LO QUE SE PIDE.
Copia el tramo del fragmento sobre el PCC que va desde "El comisario Pedro" hasta "los centros penitenciarios.", pero sustituye "cárceles" por "prisiones".

FRAGMENTO DADO.
Ambas son consideradas organizaciones terroristas por el Gobierno de los Estados Unidos.
El comisario Pedro Lesme, exsubjefe del Departamento Contra el Crimen Organizado Nacional y Transnacional (DCCONT), explicó que el PCC surgió inicialmente como una agrupación integrada por personas privadas de libertad, que aprovecharon la debilidad del sistema penitenciario y la escasa presencia estatal para consolidar una estructura criminal cada vez más poderosa.
“Es una organización criminal con funcionamiento empresarial. Nace dentro de las cárceles y luego expande sus operaciones por toda la región”, señaló el jefe policial a Nación Media.
Comisario Pedro Lesme
Según Lesme, en sus inicios el PCC intentó instalarse como una especie de movimiento organizado bajo consignas vinculadas a la libertad, igualdad y justicia. Sin embargo, con el tiempo derivó hacia actividades criminales y comenzó a consolidar poder dentro de los centros penitenciarios.
La organización ganó influencia mediante el control interno de las cárceles, disturbios coordinados y un fuerte sentido de pertenencia entre sus integrantes. Posteriormente, esa estructura se trasladó al exterior mediante redes dedicadas al tráfico de drogas, armas y otros negocios ilícitos.
“El nombre comenzó a generar respeto y poder. Implementaron reglas internas estrictas y una disciplina que les permitió mantenerse y crecer en el tiempo”, afirmó el comisario. Lesme indicó que la expansión regional del PCC se produjo a través de alianzas criminales y del intercambio de drogas, armas y mano de obra entre distintos grupos delictivos de Sudamérica, lo que permitió extender sus operaciones más allá de las fronteras brasileñas.
El crecimiento económico también fortaleció a la organización. De acuerdo con estimaciones de autoridades brasileñas, el PCC habría generado ganancias superiores a USD 80 millones solo el año pasado, producto de actividades vinculadas principalmente al narcotráfico, robos organizados y sicariato.

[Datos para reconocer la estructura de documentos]
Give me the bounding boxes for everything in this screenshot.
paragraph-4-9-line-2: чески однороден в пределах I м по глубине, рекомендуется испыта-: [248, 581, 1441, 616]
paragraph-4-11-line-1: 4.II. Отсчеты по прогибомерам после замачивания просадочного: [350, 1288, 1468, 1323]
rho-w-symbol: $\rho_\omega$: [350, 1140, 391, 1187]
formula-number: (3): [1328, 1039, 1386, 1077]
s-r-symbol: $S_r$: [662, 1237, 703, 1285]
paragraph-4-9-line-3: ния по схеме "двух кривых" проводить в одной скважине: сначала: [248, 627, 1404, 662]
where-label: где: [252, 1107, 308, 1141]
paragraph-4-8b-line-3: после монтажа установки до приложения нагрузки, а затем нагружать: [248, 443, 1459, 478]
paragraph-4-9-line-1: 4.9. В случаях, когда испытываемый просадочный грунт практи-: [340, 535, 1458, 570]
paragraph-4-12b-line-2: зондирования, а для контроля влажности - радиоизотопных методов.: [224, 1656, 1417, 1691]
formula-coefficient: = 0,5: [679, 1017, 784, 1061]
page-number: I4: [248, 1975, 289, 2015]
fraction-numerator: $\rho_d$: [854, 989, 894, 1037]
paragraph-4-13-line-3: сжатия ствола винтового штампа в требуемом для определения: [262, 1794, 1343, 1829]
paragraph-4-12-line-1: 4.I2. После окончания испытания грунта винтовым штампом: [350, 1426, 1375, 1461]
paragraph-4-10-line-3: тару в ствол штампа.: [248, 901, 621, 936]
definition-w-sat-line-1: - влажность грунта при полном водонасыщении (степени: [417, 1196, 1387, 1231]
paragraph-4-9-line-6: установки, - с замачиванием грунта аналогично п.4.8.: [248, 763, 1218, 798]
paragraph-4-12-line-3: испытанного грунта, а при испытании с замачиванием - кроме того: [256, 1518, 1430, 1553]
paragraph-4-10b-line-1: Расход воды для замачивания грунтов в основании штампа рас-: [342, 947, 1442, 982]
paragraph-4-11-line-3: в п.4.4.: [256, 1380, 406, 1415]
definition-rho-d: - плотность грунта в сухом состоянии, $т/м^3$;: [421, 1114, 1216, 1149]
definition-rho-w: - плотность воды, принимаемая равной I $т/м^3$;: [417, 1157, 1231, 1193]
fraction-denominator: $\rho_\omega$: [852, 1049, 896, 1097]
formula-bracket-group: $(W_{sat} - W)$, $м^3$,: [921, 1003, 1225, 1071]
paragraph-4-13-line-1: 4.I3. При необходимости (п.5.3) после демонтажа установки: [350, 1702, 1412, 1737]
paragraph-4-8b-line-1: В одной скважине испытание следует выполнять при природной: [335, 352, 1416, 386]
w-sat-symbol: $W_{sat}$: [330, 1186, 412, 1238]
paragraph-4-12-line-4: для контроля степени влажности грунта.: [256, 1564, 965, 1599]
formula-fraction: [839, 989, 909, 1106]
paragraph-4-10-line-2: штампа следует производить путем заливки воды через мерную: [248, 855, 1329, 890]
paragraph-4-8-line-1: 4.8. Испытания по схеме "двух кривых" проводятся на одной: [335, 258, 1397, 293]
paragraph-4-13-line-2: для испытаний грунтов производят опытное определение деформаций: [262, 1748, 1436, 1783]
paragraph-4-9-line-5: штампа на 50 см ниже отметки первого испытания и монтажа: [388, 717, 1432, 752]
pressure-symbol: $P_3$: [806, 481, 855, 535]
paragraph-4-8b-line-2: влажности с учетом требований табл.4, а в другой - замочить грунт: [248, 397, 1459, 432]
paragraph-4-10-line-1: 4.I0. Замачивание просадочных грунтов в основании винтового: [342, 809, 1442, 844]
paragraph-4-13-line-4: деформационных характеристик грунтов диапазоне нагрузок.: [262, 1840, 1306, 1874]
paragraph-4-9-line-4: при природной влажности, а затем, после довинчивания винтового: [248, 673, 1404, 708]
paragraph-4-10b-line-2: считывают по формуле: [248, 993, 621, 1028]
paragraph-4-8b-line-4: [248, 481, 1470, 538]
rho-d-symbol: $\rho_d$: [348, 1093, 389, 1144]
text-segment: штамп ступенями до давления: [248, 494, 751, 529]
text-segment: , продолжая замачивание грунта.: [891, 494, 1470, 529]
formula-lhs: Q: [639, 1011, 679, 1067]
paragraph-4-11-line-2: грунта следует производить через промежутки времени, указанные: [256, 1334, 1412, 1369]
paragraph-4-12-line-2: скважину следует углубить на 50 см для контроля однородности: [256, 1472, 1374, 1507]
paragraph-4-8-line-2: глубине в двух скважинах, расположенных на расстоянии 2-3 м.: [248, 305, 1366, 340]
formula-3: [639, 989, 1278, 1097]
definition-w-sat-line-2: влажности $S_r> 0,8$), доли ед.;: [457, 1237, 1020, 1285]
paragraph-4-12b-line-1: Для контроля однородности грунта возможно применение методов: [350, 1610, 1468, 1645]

SOLUCIÓN.
El comisario Pedro Lesme, exsubjefe del Departamento Contra el Crimen Organizado Nacional y Transnacional (DCCONT), explicó que el PCC surgió inicialmente como una agrupación integrada por personas privadas de libertad, que aprovecharon la debilidad del sistema penitenciario y la escasa presencia estatal para consolidar una estructura criminal cada vez más poderosa.
“Es una organización criminal con funcionamiento empresarial. Nace dentro de las prisiones y luego expande sus operaciones por toda la región”, señaló el jefe policial a Nación Media.
Comisario Pedro Lesme
Según Lesme, en sus inicios el PCC intentó instalarse como una especie de movimiento organizado bajo consignas vinculadas a la libertad, igualdad y justicia. Sin embargo, con el tiempo derivó hacia actividades criminales y comenzó a consolidar poder dentro de los centros penitenciarios.